• _TASK DIRECTIONS_
All of the material below is to be repeated exactly.

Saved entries
>> begin

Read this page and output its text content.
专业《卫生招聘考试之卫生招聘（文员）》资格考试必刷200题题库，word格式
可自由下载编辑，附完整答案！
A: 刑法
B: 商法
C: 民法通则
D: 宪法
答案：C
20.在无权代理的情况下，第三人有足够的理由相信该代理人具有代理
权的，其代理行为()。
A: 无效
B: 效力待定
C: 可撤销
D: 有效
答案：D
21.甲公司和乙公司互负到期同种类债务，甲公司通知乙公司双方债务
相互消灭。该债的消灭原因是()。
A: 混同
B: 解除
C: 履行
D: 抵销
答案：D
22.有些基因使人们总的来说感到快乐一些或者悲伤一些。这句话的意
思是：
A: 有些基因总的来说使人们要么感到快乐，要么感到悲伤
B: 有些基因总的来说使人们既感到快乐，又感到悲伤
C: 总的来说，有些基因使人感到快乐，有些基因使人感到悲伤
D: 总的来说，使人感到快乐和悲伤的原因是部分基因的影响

>> end

• _RESULT BELOW_
Read this page and output its text content.
专业《卫生招聘考试之卫生招聘（文员）》资格考试必刷200题题库，word格式
可自由下载编辑，附完整答案！
A: 刑法
B: 商法
C: 民法通则
D: 宪法
答案：C
20.在无权代理的情况下，第三人有足够的理由相信该代理人具有代理
权的，其代理行为()。
A: 无效
B: 效力待定
C: 可撤销
D: 有效
答案：D
21.甲公司和乙公司互负到期同种类债务，甲公司通知乙公司双方债务
相互消灭。该债的消灭原因是()。
A: 混同
B: 解除
C: 履行
D: 抵销
答案：D
22.有些基因使人们总的来说感到快乐一些或者悲伤一些。这句话的意
思是：
A: 有些基因总的来说使人们要么感到快乐，要么感到悲伤
B: 有些基因总的来说使人们既感到快乐，又感到悲伤
C: 总的来说，有些基因使人感到快乐，有些基因使人感到悲伤
D: 总的来说，使人感到快乐和悲伤的原因是部分基因的影响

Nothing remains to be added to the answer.